What to do ▸
Would you return the complete listing below word for word?

Task data ▸
▽

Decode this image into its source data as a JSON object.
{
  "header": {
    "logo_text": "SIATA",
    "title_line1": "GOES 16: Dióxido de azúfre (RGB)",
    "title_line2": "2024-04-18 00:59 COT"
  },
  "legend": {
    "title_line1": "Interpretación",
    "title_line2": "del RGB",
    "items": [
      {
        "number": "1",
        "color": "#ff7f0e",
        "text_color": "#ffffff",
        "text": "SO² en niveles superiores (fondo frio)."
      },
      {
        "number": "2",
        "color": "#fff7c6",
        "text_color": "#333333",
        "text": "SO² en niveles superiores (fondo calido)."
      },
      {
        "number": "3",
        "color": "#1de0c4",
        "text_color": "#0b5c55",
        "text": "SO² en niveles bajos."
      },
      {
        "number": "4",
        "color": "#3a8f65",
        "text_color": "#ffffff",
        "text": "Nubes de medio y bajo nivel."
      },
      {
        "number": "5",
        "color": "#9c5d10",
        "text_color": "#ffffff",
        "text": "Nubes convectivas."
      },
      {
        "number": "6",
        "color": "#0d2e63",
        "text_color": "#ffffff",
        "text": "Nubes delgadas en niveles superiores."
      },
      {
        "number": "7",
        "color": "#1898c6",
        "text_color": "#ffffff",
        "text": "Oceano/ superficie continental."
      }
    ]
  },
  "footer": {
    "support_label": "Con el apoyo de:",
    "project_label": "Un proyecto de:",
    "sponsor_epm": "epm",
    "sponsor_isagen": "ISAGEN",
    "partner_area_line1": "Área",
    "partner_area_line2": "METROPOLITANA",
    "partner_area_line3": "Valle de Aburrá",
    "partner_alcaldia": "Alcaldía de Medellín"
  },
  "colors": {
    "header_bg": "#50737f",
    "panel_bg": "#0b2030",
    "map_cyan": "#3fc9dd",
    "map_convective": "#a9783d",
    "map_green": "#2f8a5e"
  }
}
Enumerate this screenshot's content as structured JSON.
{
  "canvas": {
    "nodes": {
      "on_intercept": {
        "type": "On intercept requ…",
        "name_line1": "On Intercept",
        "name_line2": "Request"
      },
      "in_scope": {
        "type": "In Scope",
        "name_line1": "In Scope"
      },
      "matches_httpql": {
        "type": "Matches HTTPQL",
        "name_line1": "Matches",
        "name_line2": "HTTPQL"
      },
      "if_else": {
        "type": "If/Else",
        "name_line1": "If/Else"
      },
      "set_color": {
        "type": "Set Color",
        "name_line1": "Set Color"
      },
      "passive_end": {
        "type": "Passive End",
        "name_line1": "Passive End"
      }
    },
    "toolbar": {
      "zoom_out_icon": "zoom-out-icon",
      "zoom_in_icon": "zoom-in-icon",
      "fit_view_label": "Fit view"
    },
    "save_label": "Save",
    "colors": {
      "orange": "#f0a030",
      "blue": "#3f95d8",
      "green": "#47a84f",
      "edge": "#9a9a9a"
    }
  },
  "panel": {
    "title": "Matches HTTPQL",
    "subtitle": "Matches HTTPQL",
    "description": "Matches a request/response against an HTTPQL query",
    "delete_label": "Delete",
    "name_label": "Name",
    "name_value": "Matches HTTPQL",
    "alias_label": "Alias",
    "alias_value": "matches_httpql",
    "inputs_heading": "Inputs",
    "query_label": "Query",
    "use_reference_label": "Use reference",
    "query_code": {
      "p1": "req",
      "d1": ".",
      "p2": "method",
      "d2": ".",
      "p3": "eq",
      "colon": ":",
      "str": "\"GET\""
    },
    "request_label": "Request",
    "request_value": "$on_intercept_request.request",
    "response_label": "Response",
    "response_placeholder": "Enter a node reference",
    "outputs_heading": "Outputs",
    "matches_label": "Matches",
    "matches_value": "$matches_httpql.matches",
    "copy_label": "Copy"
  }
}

△

Task answer ▸
Decode this image into its source data as a JSON object.
{
  "header": {
    "logo_text": "SIATA",
    "title_line1": "GOES 16: Dióxido de azúfre (RGB)",
    "title_line2": "2024-04-18 00:59 COT"
  },
  "legend": {
    "title_line1": "Interpretación",
    "title_line2": "del RGB",
    "items": [
      {
        "number": "1",
        "color": "#ff7f0e",
        "text_color": "#ffffff",
        "text": "SO² en niveles superiores (fondo frio)."
      },
      {
        "number": "2",
        "color": "#fff7c6",
        "text_color": "#333333",
        "text": "SO² en niveles superiores (fondo calido)."
      },
      {
        "number": "3",
        "color": "#1de0c4",
        "text_color": "#0b5c55",
        "text": "SO² en niveles bajos."
      },
      {
        "number": "4",
        "color": "#3a8f65",
        "text_color": "#ffffff",
        "text": "Nubes de medio y bajo nivel."
      },
      {
        "number": "5",
        "color": "#9c5d10",
        "text_color": "#ffffff",
        "text": "Nubes convectivas."
      },
      {
        "number": "6",
        "color": "#0d2e63",
        "text_color": "#ffffff",
        "text": "Nubes delgadas en niveles superiores."
      },
      {
        "number": "7",
        "color": "#1898c6",
        "text_color": "#ffffff",
        "text": "Oceano/ superficie continental."
      }
    ]
  },
  "footer": {
    "support_label": "Con el apoyo de:",
    "project_label": "Un proyecto de:",
    "sponsor_epm": "epm",
    "sponsor_isagen": "ISAGEN",
    "partner_area_line1": "Área",
    "partner_area_line2": "METROPOLITANA",
    "partner_area_line3": "Valle de Aburrá",
    "partner_alcaldia": "Alcaldía de Medellín"
  },
  "colors": {
    "header_bg": "#50737f",
    "panel_bg": "#0b2030",
    "map_cyan": "#3fc9dd",
    "map_convective": "#a9783d",
    "map_green": "#2f8a5e"
  }
}
Enumerate this screenshot's content as structured JSON.
{
  "canvas": {
    "nodes": {
      "on_intercept": {
        "type": "On intercept requ…",
        "name_line1": "On Intercept",
        "name_line2": "Request"
      },
      "in_scope": {
        "type": "In Scope",
        "name_line1": "In Scope"
      },
      "matches_httpql": {
        "type": "Matches HTTPQL",
        "name_line1": "Matches",
        "name_line2": "HTTPQL"
      },
      "if_else": {
        "type": "If/Else",
        "name_line1": "If/Else"
      },
      "set_color": {
        "type": "Set Color",
        "name_line1": "Set Color"
      },
      "passive_end": {
        "type": "Passive End",
        "name_line1": "Passive End"
      }
    },
    "toolbar": {
      "zoom_out_icon": "zoom-out-icon",
      "zoom_in_icon": "zoom-in-icon",
      "fit_view_label": "Fit view"
    },
    "save_label": "Save",
    "colors": {
      "orange": "#f0a030",
      "blue": "#3f95d8",
      "green": "#47a84f",
      "edge": "#9a9a9a"
    }
  },
  "panel": {
    "title": "Matches HTTPQL",
    "subtitle": "Matches HTTPQL",
    "description": "Matches a request/response against an HTTPQL query",
    "delete_label": "Delete",
    "name_label": "Name",
    "name_value": "Matches HTTPQL",
    "alias_label": "Alias",
    "alias_value": "matches_httpql",
    "inputs_heading": "Inputs",
    "query_label": "Query",
    "use_reference_label": "Use reference",
    "query_code": {
      "p1": "req",
      "d1": ".",
      "p2": "method",
      "d2": ".",
      "p3": "eq",
      "colon": ":",
      "str": "\"GET\""
    },
    "request_label": "Request",
    "request_value": "$on_intercept_request.request",
    "response_label": "Response",
    "response_placeholder": "Enter a node reference",
    "outputs_heading": "Outputs",
    "matches_label": "Matches",
    "matches_value": "$matches_httpql.matches",
    "copy_label": "Copy"
  }
}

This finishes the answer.